● **Task directions**:
Return the lines from the one with "162, 382, 179]" to the one with "collapse-toggle[interactable]: −: [236, 104, 246, 114]", both included, exactly as they appear in the records.

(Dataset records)
━━━━━━━━━━━━━━━━

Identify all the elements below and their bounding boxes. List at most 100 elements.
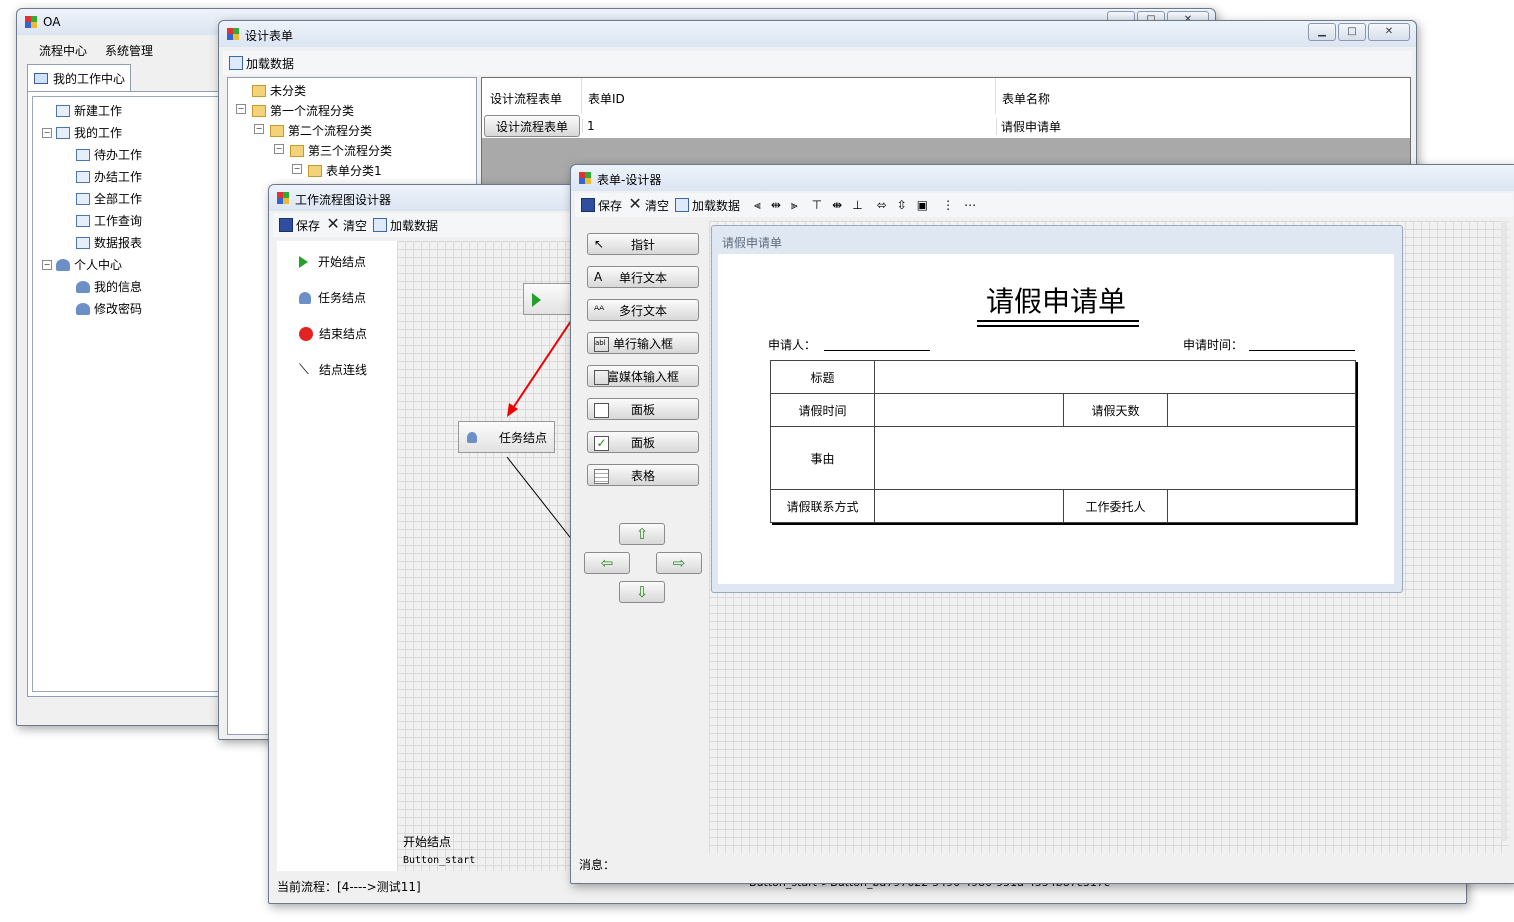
tree-item-form-category-1[interactable]: 表单分类1: [308, 162, 382, 179]
leave-days-input[interactable]: [1167, 393, 1356, 427]
load-data-button[interactable]: 加载数据: [373, 217, 438, 234]
tree-item-my-info[interactable]: 我的信息: [76, 278, 142, 295]
tree-item-uncategorized[interactable]: 未分类: [252, 82, 306, 99]
form-canvas[interactable]: 请假申请单 请假申请单 申请人： 申请时间： 标题 请假时间 请假天数 事由 请…: [709, 221, 1509, 853]
collapse-toggle[interactable]: −: [274, 144, 284, 154]
grid-header-id[interactable]: 表单ID: [582, 78, 996, 114]
tree-item-category-3[interactable]: 第三个流程分类: [290, 142, 392, 159]
design-form-button[interactable]: 设计流程表单: [484, 115, 580, 137]
tree-item-my-work[interactable]: 我的工作: [56, 124, 122, 141]
arrow-left-icon: ⇦: [600, 554, 614, 572]
grid-header-design[interactable]: 设计流程表单: [482, 78, 582, 114]
tool-multi-text[interactable]: ᴬᴬ 多行文本: [587, 299, 699, 321]
grid-cell[interactable]: 请假申请单: [996, 117, 1410, 135]
grid-header-name[interactable]: 表单名称: [996, 78, 1410, 114]
collapse-toggle[interactable]: −: [254, 124, 264, 134]
tree-label: 表单分类1: [326, 164, 382, 178]
form-designer-toolbar: 保存 ✕ 清空 加载数据 ⫷ ⇹ ⫸ ⊤ ⇼ ⊥ ⬄ ⇳ ▣ ⋮ ⋯: [575, 193, 1513, 217]
tool-label: 面板: [630, 435, 655, 450]
save-button[interactable]: 保存: [581, 197, 622, 214]
horizontal-spacing-icon[interactable]: ⋯: [964, 198, 976, 212]
tree-item-done[interactable]: 办结工作: [76, 168, 142, 185]
menu-item-workflow[interactable]: 流程中心: [39, 42, 87, 59]
task-node[interactable]: 任务结点: [458, 421, 555, 453]
minimize-icon[interactable]: ▁: [1308, 23, 1336, 41]
tool-single-text[interactable]: A 单行文本: [587, 266, 699, 288]
collapse-toggle[interactable]: −: [236, 104, 246, 114]
tree-item-category-1[interactable]: 第一个流程分类: [252, 102, 354, 119]
tree-label: 第二个流程分类: [288, 124, 373, 138]
palette-end-node[interactable]: 结束结点: [299, 325, 367, 342]
title-input[interactable]: [874, 360, 1356, 394]
load-data-button[interactable]: 加载数据: [675, 197, 740, 214]
tree-item-category-2[interactable]: 第二个流程分类: [270, 122, 372, 139]
tab-my-work-center[interactable]: 我的工作中心: [27, 64, 131, 92]
close-icon[interactable]: ✕: [1368, 23, 1410, 41]
collapse-toggle[interactable]: −: [42, 128, 52, 138]
move-left-button[interactable]: ⇦: [584, 552, 630, 574]
delegate-input[interactable]: [1167, 489, 1356, 523]
vertical-scrollbar[interactable]: [1501, 221, 1507, 841]
align-center-icon[interactable]: ⇹: [771, 198, 781, 212]
menu-item-system[interactable]: 系统管理: [105, 42, 153, 59]
align-middle-icon[interactable]: ⇼: [832, 198, 842, 212]
clear-button[interactable]: ✕ 清空: [628, 194, 669, 214]
form-designer-status-bar: 消息：: [575, 853, 1513, 877]
tree-item-password[interactable]: 修改密码: [76, 300, 142, 317]
tree-item-all[interactable]: 全部工作: [76, 190, 142, 207]
tree-item-todo[interactable]: 待办工作: [76, 146, 142, 163]
tool-panel-empty[interactable]: 面板: [587, 398, 699, 420]
collapse-toggle[interactable]: −: [42, 260, 52, 270]
tree-item-personal[interactable]: 个人中心: [56, 256, 122, 273]
tool-single-input[interactable]: abl 单行输入框: [587, 332, 699, 354]
palette-task-node[interactable]: 任务结点: [299, 289, 366, 306]
line-icon: ⟍: [299, 361, 309, 378]
palette-connector[interactable]: ⟍ 结点连线: [299, 361, 367, 378]
leave-time-input[interactable]: [874, 393, 1064, 427]
edit-doc-icon: [76, 148, 90, 161]
button-label: 加载数据: [390, 218, 439, 233]
reason-input[interactable]: [874, 426, 1356, 490]
save-button[interactable]: 保存: [279, 217, 320, 234]
applicant-field[interactable]: [824, 350, 930, 351]
align-right-icon[interactable]: ⫸: [791, 198, 798, 213]
clear-button[interactable]: ✕ 清空: [326, 216, 367, 234]
maximize-icon[interactable]: □: [1338, 23, 1366, 41]
tree-item-query[interactable]: 工作查询: [76, 212, 142, 229]
move-up-button[interactable]: ⇧: [619, 523, 665, 545]
same-height-icon[interactable]: ⇳: [897, 198, 907, 212]
tool-table[interactable]: 表格: [587, 464, 699, 486]
user-icon: [467, 431, 477, 443]
move-down-button[interactable]: ⇩: [619, 581, 665, 603]
contact-label: 请假联系方式: [770, 489, 875, 523]
align-top-icon[interactable]: ⊤: [812, 198, 822, 212]
pointer-icon: ↖: [594, 237, 605, 251]
align-left-icon[interactable]: ⫷: [754, 198, 761, 213]
clear-icon: ✕: [628, 194, 642, 213]
form-panel[interactable]: 请假申请单 请假申请单 申请人： 申请时间： 标题 请假时间 请假天数 事由 请…: [711, 225, 1403, 593]
panel-title: 请假申请单: [722, 236, 783, 250]
tool-rich-input[interactable]: 富媒体输入框: [587, 365, 699, 387]
vertical-spacing-icon[interactable]: ⋮: [942, 198, 954, 212]
tool-pointer[interactable]: ↖ 指针: [587, 233, 699, 255]
button-label: 保存: [598, 198, 623, 213]
folder-icon: [270, 124, 284, 137]
load-data-button[interactable]: 加载数据: [229, 55, 294, 72]
button-label: 加载数据: [692, 198, 741, 213]
same-width-icon[interactable]: ⬄: [877, 198, 887, 212]
collapse-toggle[interactable]: −: [292, 164, 302, 174]
tree-item-new-work[interactable]: 新建工作: [56, 102, 122, 119]
table-icon: [594, 469, 609, 484]
move-right-button[interactable]: ⇨: [656, 552, 702, 574]
contact-input[interactable]: [874, 489, 1064, 523]
tree-item-report[interactable]: 数据报表: [76, 234, 142, 251]
tool-panel-checked[interactable]: ✓ 面板: [587, 431, 699, 453]
tool-label: 单行文本: [618, 270, 667, 285]
same-size-icon[interactable]: ▣: [917, 198, 928, 212]
align-bottom-icon[interactable]: ⊥: [852, 198, 862, 212]
apply-time-field[interactable]: [1249, 350, 1355, 351]
user-icon: [56, 258, 70, 271]
palette-start-node[interactable]: 开始结点: [299, 253, 366, 270]
form-sheet: 请假申请单 申请人： 申请时间： 标题 请假时间 请假天数 事由 请假联系方式 …: [718, 254, 1394, 584]
grid-cell[interactable]: 1: [582, 119, 996, 133]
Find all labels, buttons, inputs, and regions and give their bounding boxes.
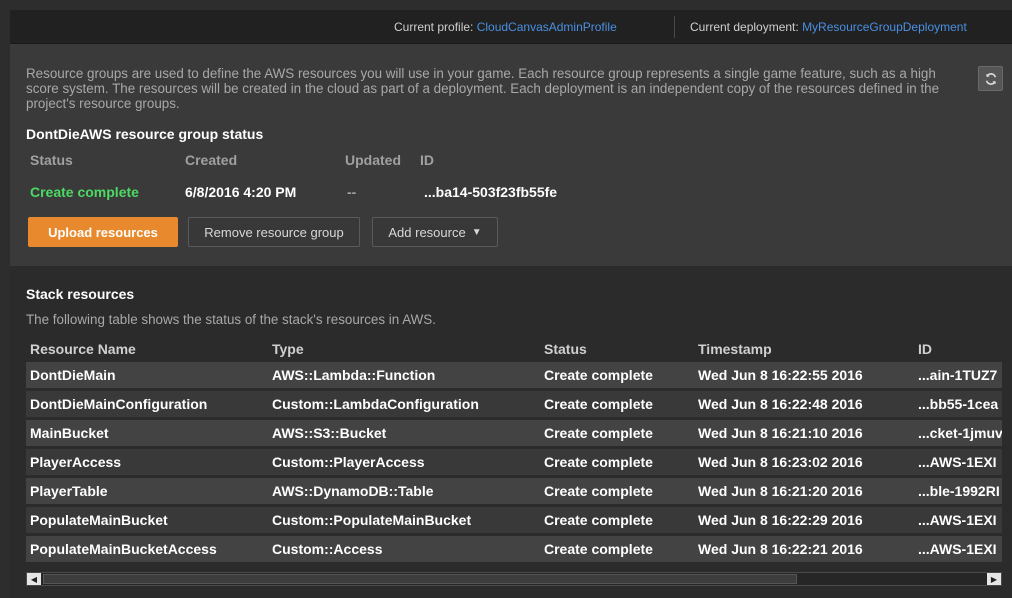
- add-resource-dropdown[interactable]: Add resource ▼: [372, 217, 498, 247]
- updated-value: --: [347, 184, 357, 200]
- updated-header: Updated: [345, 152, 401, 168]
- id-cell: ...cket-1jmuv: [918, 425, 1002, 441]
- status-cell: Create complete: [544, 512, 653, 528]
- timestamp-cell: Wed Jun 8 16:21:10 2016: [698, 425, 863, 441]
- type-cell: Custom::PopulateMainBucket: [272, 512, 472, 528]
- timestamp-cell: Wed Jun 8 16:23:02 2016: [698, 454, 863, 470]
- timestamp-cell: Wed Jun 8 16:22:55 2016: [698, 367, 863, 383]
- resource-name-cell: DontDieMainConfiguration: [30, 396, 208, 412]
- timestamp-cell: Wed Jun 8 16:22:48 2016: [698, 396, 863, 412]
- stack-resources-subtitle: The following table shows the status of …: [26, 312, 436, 327]
- status-header: Status: [30, 152, 73, 168]
- id-cell: ...AWS-1EXI: [918, 541, 997, 557]
- resource-name-cell: PopulateMainBucket: [30, 512, 168, 528]
- table-row[interactable]: PlayerTable AWS::DynamoDB::Table Create …: [26, 478, 1002, 504]
- status-cell: Create complete: [544, 425, 653, 441]
- type-cell: Custom::LambdaConfiguration: [272, 396, 479, 412]
- table-row[interactable]: PopulateMainBucket Custom::PopulateMainB…: [26, 507, 1002, 533]
- status-cell: Create complete: [544, 541, 653, 557]
- resource-group-title: DontDieAWS resource group status: [26, 126, 264, 142]
- resource-name-cell: MainBucket: [30, 425, 109, 441]
- id-cell: ...ble-1992RI: [918, 483, 1000, 499]
- deployment-link[interactable]: MyResourceGroupDeployment: [802, 20, 967, 34]
- created-header: Created: [185, 152, 238, 168]
- id-header: ID: [420, 152, 434, 168]
- table-row[interactable]: DontDieMainConfiguration Custom::LambdaC…: [26, 391, 1002, 417]
- refresh-icon: [985, 72, 996, 85]
- upload-resources-button[interactable]: Upload resources: [28, 217, 178, 247]
- resource-group-panel: Resource groups are used to define the A…: [10, 44, 1012, 266]
- profile-label: Current profile:: [394, 20, 477, 34]
- resource-name-cell: PopulateMainBucketAccess: [30, 541, 217, 557]
- refresh-button[interactable]: [978, 66, 1003, 91]
- current-profile: Current profile: CloudCanvasAdminProfile: [394, 20, 617, 34]
- caret-down-icon: ▼: [471, 226, 482, 238]
- arrow-right-icon: ▶: [990, 574, 998, 584]
- id-cell: ...AWS-1EXI: [918, 512, 997, 528]
- arrow-left-icon: ◀: [30, 574, 38, 584]
- add-resource-label: Add resource: [388, 224, 466, 240]
- type-cell: AWS::Lambda::Function: [272, 367, 436, 383]
- type-cell: AWS::DynamoDB::Table: [272, 483, 434, 499]
- timestamp-cell: Wed Jun 8 16:22:29 2016: [698, 512, 863, 528]
- stack-resources-table: Resource Name Type Status Timestamp ID D…: [26, 336, 1002, 572]
- horizontal-scrollbar[interactable]: ◀ ▶: [26, 572, 1002, 586]
- resource-name-cell: PlayerAccess: [30, 454, 122, 470]
- profile-link[interactable]: CloudCanvasAdminProfile: [477, 20, 617, 34]
- current-deployment: Current deployment: MyResourceGroupDeplo…: [690, 20, 967, 34]
- deployment-bar: Current profile: CloudCanvasAdminProfile…: [10, 10, 1012, 44]
- divider: [674, 16, 675, 38]
- id-cell: ...ain-1TUZ7: [918, 367, 998, 383]
- status-cell: Create complete: [544, 367, 653, 383]
- type-cell: Custom::PlayerAccess: [272, 454, 425, 470]
- column-header-resource-name[interactable]: Resource Name: [30, 341, 270, 357]
- type-cell: AWS::S3::Bucket: [272, 425, 387, 441]
- created-value: 6/8/2016 4:20 PM: [185, 184, 297, 200]
- resource-name-cell: DontDieMain: [30, 367, 116, 383]
- stack-resources-title: Stack resources: [26, 286, 135, 302]
- status-value: Create complete: [30, 184, 139, 200]
- status-cell: Create complete: [544, 483, 653, 499]
- upload-resources-label: Upload resources: [48, 224, 158, 240]
- scroll-right-button[interactable]: ▶: [987, 573, 1001, 585]
- table-row[interactable]: MainBucket AWS::S3::Bucket Create comple…: [26, 420, 1002, 446]
- column-header-type[interactable]: Type: [272, 341, 538, 357]
- status-cell: Create complete: [544, 454, 653, 470]
- id-cell: ...bb55-1cea: [918, 396, 999, 412]
- remove-resource-group-label: Remove resource group: [204, 224, 344, 240]
- scroll-left-button[interactable]: ◀: [27, 573, 41, 585]
- timestamp-cell: Wed Jun 8 16:22:21 2016: [698, 541, 863, 557]
- table-header: Resource Name Type Status Timestamp ID: [26, 336, 1002, 362]
- column-header-timestamp[interactable]: Timestamp: [698, 341, 914, 357]
- status-cell: Create complete: [544, 396, 653, 412]
- resource-name-cell: PlayerTable: [30, 483, 108, 499]
- table-row[interactable]: PlayerAccess Custom::PlayerAccess Create…: [26, 449, 1002, 475]
- timestamp-cell: Wed Jun 8 16:21:20 2016: [698, 483, 863, 499]
- id-cell: ...AWS-1EXI: [918, 454, 997, 470]
- column-header-status[interactable]: Status: [544, 341, 694, 357]
- stack-resources-panel: Stack resources The following table show…: [10, 266, 1012, 598]
- table-row[interactable]: PopulateMainBucketAccess Custom::Access …: [26, 536, 1002, 562]
- table-row[interactable]: DontDieMain AWS::Lambda::Function Create…: [26, 362, 1002, 388]
- description-text: Resource groups are used to define the A…: [26, 66, 940, 111]
- deployment-label: Current deployment:: [690, 20, 803, 34]
- remove-resource-group-button[interactable]: Remove resource group: [188, 217, 360, 247]
- scrollbar-thumb[interactable]: [43, 574, 797, 584]
- id-value: ...ba14-503f23fb55fe: [424, 184, 558, 200]
- type-cell: Custom::Access: [272, 541, 383, 557]
- column-header-id[interactable]: ID: [918, 341, 1002, 357]
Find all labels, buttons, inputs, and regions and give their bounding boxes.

━━━━━━━━━━━━━━━━

● **Solution to the exercise**:
tree-item-form-category-1[interactable]: 表单分类1: [308, 162, 382, 179]
leave-days-input[interactable]: [1167, 393, 1356, 427]
load-data-button[interactable]: 加载数据: [373, 217, 438, 234]
tree-item-my-info[interactable]: 我的信息: [76, 278, 142, 295]
tree-item-uncategorized[interactable]: 未分类: [252, 82, 306, 99]
form-canvas[interactable]: 请假申请单 请假申请单 申请人： 申请时间： 标题 请假时间 请假天数 事由 请…: [709, 221, 1509, 853]
collapse-toggle[interactable]: −: [274, 144, 284, 154]
grid-header-id[interactable]: 表单ID: [582, 78, 996, 114]
tree-item-category-3[interactable]: 第三个流程分类: [290, 142, 392, 159]
design-form-button[interactable]: 设计流程表单: [484, 115, 580, 137]
tree-item-my-work[interactable]: 我的工作: [56, 124, 122, 141]
arrow-left-icon: ⇦: [600, 554, 614, 572]
grid-header-design[interactable]: 设计流程表单: [482, 78, 582, 114]
tool-multi-text[interactable]: ᴬᴬ 多行文本: [587, 299, 699, 321]
grid-cell[interactable]: 请假申请单: [996, 117, 1410, 135]
grid-header-name[interactable]: 表单名称: [996, 78, 1410, 114]
collapse-toggle[interactable]: −: [254, 124, 264, 134]
tree-label: 表单分类1: [326, 164, 382, 178]
form-designer-toolbar: 保存 ✕ 清空 加载数据 ⫷ ⇹ ⫸ ⊤ ⇼ ⊥ ⬄ ⇳ ▣ ⋮ ⋯: [575, 193, 1513, 217]
tool-label: 面板: [630, 435, 655, 450]
save-button[interactable]: 保存: [581, 197, 622, 214]
horizontal-spacing-icon[interactable]: ⋯: [964, 198, 976, 212]
tree-item-done[interactable]: 办结工作: [76, 168, 142, 185]
menu-item-workflow[interactable]: 流程中心: [39, 42, 87, 59]
task-node[interactable]: 任务结点: [458, 421, 555, 453]
minimize-icon[interactable]: ▁: [1308, 23, 1336, 41]
tool-single-text[interactable]: A 单行文本: [587, 266, 699, 288]
collapse-toggle[interactable]: −: [236, 104, 246, 114]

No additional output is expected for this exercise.